— start RECORDS PROVIDED —

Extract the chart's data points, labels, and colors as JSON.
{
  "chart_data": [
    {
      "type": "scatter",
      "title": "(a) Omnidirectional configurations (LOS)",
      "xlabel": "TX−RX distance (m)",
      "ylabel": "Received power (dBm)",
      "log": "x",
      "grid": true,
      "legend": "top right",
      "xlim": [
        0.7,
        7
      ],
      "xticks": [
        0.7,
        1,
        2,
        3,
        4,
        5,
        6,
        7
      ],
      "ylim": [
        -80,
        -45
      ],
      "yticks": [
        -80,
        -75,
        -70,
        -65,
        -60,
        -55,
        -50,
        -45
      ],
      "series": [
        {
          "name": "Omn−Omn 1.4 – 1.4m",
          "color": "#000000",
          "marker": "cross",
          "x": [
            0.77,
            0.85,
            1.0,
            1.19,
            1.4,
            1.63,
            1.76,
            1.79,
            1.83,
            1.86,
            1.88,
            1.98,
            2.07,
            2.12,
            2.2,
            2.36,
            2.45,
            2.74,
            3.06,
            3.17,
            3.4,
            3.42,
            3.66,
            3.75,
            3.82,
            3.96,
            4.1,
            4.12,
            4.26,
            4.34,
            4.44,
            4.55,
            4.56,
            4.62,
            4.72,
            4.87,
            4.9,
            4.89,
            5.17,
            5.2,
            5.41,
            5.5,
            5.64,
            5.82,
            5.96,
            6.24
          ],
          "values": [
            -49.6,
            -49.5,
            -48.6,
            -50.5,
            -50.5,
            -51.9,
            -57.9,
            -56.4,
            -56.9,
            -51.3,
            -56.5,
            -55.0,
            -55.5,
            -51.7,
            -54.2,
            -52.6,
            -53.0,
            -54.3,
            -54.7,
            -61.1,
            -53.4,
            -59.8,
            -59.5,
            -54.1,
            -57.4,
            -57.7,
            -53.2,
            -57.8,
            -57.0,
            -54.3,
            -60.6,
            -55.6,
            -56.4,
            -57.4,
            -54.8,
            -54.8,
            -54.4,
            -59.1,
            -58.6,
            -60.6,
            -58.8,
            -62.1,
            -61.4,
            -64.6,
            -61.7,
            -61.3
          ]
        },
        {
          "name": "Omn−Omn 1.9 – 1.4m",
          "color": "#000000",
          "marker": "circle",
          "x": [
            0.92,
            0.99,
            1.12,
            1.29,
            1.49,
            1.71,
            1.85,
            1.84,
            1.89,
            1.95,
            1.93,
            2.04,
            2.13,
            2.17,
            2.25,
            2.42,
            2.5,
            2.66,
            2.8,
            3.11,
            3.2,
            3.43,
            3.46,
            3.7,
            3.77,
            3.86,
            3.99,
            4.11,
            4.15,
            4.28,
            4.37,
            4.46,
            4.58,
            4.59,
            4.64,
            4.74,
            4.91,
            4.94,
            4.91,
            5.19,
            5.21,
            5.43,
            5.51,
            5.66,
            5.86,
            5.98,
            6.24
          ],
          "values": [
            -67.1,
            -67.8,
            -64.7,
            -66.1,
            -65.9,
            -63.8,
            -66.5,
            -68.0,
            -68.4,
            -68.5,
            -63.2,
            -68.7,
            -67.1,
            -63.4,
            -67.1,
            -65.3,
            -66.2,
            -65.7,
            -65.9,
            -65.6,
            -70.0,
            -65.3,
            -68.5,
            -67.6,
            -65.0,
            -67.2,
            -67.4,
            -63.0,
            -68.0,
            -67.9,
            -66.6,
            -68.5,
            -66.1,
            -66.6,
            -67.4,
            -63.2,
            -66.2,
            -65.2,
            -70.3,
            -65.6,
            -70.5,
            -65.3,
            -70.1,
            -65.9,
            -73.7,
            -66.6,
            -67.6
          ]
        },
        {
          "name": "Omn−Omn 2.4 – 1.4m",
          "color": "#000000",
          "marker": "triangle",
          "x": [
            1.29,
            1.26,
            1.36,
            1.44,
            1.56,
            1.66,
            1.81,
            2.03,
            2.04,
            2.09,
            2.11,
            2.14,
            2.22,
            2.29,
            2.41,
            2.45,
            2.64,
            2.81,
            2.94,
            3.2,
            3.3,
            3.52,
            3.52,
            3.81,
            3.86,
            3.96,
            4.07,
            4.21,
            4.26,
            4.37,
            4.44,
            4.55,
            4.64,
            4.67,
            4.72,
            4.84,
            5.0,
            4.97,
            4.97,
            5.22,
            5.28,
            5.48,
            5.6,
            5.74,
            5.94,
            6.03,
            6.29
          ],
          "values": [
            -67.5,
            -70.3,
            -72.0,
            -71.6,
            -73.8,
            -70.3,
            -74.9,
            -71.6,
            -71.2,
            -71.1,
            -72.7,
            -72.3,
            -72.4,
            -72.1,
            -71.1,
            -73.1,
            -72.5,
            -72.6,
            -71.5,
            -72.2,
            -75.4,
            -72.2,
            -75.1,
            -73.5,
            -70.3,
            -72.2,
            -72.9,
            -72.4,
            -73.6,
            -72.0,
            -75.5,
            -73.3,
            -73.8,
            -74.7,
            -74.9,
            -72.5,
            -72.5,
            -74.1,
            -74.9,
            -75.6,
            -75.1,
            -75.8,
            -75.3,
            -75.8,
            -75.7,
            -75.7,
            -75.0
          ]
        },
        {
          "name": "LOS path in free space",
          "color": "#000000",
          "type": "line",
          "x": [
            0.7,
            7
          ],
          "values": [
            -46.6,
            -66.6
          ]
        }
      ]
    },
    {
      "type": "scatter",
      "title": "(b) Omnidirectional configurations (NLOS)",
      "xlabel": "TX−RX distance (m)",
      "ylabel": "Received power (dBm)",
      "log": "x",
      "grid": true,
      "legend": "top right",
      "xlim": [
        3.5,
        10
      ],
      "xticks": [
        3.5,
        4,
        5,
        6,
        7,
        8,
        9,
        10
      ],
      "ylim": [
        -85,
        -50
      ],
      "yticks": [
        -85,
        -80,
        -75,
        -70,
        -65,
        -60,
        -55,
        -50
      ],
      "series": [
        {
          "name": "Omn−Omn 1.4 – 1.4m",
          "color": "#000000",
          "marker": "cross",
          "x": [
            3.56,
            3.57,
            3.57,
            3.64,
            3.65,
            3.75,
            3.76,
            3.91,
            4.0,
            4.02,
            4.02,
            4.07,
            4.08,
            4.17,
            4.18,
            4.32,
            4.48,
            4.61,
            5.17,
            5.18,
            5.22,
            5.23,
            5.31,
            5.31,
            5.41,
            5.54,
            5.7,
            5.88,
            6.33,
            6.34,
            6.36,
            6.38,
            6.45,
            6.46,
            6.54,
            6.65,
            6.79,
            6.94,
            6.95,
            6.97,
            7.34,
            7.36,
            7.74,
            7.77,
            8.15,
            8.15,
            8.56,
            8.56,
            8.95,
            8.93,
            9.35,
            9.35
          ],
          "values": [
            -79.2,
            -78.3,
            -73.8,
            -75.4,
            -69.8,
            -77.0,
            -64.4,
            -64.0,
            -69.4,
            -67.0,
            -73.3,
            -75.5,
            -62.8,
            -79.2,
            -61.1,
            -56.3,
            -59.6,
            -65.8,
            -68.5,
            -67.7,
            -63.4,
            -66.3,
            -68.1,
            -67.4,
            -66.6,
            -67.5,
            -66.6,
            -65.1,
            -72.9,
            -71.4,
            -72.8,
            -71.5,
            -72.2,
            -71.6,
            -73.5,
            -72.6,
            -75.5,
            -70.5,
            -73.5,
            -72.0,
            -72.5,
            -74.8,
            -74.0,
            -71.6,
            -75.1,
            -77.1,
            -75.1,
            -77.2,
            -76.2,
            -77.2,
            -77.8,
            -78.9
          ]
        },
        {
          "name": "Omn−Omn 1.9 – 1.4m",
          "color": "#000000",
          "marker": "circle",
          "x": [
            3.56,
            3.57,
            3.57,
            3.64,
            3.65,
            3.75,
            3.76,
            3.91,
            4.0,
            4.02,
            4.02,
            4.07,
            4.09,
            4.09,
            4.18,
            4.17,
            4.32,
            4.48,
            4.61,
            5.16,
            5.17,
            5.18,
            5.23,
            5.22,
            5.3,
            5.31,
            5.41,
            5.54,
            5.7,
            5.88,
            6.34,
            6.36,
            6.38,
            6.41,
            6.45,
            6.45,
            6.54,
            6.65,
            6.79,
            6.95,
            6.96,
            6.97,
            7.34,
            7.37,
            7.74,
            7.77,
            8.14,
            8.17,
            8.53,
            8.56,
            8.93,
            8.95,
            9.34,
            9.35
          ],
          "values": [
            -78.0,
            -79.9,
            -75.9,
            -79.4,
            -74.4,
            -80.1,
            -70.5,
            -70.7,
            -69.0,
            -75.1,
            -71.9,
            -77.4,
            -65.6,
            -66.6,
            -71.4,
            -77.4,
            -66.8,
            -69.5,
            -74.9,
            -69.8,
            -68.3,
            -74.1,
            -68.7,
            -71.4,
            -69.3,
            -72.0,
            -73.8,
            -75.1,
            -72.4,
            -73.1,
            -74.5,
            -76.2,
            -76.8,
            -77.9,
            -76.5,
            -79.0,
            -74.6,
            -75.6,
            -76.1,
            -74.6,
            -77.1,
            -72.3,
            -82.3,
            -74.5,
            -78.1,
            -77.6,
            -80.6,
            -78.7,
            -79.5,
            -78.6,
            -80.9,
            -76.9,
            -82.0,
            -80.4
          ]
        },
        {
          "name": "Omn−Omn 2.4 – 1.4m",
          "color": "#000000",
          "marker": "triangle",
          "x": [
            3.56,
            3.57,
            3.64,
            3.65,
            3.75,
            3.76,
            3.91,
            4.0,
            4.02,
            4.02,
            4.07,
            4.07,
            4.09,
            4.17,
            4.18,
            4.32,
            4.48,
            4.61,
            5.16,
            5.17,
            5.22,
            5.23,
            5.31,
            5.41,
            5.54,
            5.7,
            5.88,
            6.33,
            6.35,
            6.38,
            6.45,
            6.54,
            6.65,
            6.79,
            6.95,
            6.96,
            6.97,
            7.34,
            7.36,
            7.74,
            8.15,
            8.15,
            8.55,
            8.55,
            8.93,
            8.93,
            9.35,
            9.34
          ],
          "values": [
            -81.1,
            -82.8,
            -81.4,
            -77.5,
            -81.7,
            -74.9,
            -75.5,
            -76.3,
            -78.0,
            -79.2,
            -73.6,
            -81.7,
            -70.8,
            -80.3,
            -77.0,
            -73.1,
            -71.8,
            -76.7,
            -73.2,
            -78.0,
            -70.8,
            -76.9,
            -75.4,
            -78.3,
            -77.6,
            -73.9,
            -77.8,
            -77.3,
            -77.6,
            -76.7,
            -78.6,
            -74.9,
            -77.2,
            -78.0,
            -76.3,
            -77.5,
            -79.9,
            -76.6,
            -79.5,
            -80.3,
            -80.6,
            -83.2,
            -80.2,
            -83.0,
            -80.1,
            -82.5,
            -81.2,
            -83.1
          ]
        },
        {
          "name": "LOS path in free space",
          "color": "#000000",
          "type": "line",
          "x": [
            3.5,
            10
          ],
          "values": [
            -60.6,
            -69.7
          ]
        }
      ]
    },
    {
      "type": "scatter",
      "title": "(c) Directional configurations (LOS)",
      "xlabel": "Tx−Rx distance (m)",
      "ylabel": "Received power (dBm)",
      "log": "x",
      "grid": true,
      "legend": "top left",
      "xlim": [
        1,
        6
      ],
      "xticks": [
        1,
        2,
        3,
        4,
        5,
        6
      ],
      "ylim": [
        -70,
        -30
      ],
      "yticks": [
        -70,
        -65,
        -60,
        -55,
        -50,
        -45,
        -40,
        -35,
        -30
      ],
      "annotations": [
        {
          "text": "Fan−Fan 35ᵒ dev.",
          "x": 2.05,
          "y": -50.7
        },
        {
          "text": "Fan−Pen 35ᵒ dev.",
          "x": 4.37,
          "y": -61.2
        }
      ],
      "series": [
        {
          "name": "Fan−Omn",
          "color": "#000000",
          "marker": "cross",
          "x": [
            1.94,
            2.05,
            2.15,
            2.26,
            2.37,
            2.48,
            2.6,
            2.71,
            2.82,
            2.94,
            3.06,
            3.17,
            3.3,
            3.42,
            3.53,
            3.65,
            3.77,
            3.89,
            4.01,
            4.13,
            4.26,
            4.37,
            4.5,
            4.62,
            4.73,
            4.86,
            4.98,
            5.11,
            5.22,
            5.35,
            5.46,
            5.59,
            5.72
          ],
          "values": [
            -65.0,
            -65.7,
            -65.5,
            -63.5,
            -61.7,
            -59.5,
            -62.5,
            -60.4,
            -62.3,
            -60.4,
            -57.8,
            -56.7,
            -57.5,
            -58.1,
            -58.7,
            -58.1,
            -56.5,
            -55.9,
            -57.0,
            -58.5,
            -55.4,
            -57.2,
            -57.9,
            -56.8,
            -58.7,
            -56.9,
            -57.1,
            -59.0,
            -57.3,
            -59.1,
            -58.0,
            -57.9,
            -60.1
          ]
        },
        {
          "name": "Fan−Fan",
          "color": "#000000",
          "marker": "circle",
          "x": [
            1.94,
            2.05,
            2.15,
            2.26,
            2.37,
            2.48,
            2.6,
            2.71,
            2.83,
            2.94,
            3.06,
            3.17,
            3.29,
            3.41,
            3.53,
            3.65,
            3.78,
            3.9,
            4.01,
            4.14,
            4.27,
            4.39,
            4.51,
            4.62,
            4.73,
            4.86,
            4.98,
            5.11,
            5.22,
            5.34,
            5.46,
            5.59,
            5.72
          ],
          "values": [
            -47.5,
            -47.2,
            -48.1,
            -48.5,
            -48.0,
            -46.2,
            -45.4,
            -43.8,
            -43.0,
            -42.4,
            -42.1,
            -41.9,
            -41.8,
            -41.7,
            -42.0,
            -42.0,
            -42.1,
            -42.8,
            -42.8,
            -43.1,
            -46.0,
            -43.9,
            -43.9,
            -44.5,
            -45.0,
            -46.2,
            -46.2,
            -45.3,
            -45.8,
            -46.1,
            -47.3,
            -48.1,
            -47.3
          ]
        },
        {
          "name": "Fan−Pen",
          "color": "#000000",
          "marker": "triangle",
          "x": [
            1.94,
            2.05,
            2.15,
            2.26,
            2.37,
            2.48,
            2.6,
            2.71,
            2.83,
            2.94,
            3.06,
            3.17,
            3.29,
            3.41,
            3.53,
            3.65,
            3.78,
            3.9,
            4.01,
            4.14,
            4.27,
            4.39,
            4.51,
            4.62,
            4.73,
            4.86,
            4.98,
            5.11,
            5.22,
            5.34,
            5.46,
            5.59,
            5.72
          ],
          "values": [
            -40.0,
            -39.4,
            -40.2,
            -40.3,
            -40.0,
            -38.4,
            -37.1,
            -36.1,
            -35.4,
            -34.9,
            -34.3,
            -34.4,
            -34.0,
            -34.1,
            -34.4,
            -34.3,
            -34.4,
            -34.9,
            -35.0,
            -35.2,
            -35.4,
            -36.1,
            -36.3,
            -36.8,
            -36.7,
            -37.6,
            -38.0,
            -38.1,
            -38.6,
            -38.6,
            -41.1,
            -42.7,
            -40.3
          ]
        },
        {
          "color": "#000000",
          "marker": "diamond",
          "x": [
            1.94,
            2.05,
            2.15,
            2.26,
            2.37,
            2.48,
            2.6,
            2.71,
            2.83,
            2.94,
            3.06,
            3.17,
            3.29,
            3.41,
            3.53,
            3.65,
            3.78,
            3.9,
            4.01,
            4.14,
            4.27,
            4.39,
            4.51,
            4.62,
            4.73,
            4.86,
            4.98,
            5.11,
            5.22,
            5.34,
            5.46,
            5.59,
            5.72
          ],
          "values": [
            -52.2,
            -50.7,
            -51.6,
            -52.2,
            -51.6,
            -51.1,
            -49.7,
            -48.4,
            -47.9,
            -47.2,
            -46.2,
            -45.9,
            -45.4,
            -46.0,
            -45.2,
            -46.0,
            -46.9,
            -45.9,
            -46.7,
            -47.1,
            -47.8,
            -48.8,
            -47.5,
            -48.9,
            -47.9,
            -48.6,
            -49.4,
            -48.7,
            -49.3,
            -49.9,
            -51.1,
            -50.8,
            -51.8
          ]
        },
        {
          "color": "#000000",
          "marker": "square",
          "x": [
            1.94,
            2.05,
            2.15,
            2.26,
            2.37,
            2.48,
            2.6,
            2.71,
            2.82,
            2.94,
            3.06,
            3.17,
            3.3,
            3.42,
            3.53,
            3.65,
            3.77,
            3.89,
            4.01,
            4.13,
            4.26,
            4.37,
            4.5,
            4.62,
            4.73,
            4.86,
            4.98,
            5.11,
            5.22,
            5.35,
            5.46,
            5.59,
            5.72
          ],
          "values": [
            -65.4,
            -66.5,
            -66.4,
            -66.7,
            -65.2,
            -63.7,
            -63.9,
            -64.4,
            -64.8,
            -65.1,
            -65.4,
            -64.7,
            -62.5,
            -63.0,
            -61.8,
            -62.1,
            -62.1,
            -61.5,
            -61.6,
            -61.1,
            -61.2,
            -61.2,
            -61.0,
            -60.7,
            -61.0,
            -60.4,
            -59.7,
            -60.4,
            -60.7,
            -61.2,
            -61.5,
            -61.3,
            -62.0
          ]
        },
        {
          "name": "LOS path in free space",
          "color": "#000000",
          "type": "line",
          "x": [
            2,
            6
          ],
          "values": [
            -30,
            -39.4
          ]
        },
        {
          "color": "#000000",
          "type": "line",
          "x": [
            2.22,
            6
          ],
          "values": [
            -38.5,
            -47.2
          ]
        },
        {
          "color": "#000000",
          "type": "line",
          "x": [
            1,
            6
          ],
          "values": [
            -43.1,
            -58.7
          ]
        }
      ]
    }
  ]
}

— end RECORDS PROVIDED —

> [EXERCISE BRIEF] Extract all lines from the data in which "Omnidirectional" is found.

> [ANSWER IN FULL]
      "title": "(a) Omnidirectional configurations (LOS)",
      "title": "(b) Omnidirectional configurations (NLOS)",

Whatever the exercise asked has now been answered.